Start of Input records

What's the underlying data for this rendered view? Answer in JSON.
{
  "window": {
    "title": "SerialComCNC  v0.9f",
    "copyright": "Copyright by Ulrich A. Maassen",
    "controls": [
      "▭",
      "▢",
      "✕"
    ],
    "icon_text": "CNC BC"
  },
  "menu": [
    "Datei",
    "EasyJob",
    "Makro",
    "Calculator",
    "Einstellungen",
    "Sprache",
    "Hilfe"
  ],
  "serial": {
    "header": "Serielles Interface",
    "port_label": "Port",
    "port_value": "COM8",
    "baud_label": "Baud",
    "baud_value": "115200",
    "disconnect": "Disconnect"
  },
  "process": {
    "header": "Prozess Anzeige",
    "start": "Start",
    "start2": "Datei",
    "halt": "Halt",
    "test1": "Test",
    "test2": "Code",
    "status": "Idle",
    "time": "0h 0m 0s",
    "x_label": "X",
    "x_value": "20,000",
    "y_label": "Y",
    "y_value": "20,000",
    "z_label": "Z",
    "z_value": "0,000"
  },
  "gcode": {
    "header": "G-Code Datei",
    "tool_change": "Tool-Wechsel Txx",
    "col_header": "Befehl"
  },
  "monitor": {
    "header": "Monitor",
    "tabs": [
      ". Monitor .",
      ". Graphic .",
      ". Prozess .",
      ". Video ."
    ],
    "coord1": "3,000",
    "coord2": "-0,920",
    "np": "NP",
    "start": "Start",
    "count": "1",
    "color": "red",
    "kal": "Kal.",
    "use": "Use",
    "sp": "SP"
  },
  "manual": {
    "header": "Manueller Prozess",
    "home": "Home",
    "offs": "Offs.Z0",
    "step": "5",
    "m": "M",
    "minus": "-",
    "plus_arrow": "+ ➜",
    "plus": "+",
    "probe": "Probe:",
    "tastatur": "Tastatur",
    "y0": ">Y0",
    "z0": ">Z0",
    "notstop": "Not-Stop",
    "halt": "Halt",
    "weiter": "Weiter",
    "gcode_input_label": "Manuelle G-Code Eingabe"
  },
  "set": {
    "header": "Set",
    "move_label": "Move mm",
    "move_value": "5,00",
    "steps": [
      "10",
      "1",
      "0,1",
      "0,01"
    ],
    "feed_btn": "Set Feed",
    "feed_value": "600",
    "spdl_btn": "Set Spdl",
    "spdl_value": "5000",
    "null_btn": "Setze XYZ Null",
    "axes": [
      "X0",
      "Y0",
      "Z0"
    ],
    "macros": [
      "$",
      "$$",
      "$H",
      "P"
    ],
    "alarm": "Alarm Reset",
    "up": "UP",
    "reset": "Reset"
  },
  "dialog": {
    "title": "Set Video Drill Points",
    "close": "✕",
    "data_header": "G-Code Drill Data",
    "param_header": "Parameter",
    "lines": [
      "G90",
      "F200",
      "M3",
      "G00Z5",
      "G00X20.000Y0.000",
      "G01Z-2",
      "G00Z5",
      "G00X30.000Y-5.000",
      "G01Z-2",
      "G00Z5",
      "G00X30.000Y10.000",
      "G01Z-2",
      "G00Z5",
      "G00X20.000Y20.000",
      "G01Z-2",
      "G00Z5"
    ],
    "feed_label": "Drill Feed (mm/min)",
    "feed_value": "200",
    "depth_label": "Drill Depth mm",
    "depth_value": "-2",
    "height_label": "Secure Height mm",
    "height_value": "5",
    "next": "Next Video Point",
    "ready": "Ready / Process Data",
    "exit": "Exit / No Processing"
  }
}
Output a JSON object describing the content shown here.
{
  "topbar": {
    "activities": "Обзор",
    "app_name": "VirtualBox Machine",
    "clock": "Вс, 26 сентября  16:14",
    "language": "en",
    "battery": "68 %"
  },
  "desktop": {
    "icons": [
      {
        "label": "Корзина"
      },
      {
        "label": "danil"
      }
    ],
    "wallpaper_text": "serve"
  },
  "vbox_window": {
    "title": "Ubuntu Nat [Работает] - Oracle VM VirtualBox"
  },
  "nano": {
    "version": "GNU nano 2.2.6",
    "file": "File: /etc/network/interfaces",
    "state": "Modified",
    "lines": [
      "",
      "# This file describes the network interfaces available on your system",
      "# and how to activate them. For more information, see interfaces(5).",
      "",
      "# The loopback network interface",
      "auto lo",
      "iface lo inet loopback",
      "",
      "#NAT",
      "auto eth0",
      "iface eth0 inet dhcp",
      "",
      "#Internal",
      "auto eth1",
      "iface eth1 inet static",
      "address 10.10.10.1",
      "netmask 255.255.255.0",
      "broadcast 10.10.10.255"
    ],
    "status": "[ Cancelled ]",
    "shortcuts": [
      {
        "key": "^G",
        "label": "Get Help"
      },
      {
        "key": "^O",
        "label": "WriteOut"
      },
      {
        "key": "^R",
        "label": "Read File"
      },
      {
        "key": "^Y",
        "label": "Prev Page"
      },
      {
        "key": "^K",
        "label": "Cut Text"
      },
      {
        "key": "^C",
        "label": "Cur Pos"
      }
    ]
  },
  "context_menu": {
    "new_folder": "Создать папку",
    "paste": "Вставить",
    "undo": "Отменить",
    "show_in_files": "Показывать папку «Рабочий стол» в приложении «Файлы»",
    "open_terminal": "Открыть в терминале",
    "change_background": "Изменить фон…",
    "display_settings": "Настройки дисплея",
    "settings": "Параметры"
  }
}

End of Input records

- **Set task**: Beginning at the line that holds "Output a JSON", reproduce each line of the records above down to and including the last one.

- **Exercise result**:
Output a JSON object describing the content shown here.
{
  "topbar": {
    "activities": "Обзор",
    "app_name": "VirtualBox Machine",
    "clock": "Вс, 26 сентября  16:14",
    "language": "en",
    "battery": "68 %"
  },
  "desktop": {
    "icons": [
      {
        "label": "Корзина"
      },
      {
        "label": "danil"
      }
    ],
    "wallpaper_text": "serve"
  },
  "vbox_window": {
    "title": "Ubuntu Nat [Работает] - Oracle VM VirtualBox"
  },
  "nano": {
    "version": "GNU nano 2.2.6",
    "file": "File: /etc/network/interfaces",
    "state": "Modified",
    "lines": [
      "",
      "# This file describes the network interfaces available on your system",
      "# and how to activate them. For more information, see interfaces(5).",
      "",
      "# The loopback network interface",
      "auto lo",
      "iface lo inet loopback",
      "",
      "#NAT",
      "auto eth0",
      "iface eth0 inet dhcp",
      "",
      "#Internal",
      "auto eth1",
      "iface eth1 inet static",
      "address 10.10.10.1",
      "netmask 255.255.255.0",
      "broadcast 10.10.10.255"
    ],
    "status": "[ Cancelled ]",
    "shortcuts": [
      {
        "key": "^G",
        "label": "Get Help"
      },
      {
        "key": "^O",
        "label": "WriteOut"
      },
      {
        "key": "^R",
        "label": "Read File"
      },
      {
        "key": "^Y",
        "label": "Prev Page"
      },
      {
        "key": "^K",
        "label": "Cut Text"
      },
      {
        "key": "^C",
        "label": "Cur Pos"
      }
    ]
  },
  "context_menu": {
    "new_folder": "Создать папку",
    "paste": "Вставить",
    "undo": "Отменить",
    "show_in_files": "Показывать папку «Рабочий стол» в приложении «Файлы»",
    "open_terminal": "Открыть в терминале",
    "change_background": "Изменить фон…",
    "display_settings": "Настройки дисплея",
    "settings": "Параметры"
  }
}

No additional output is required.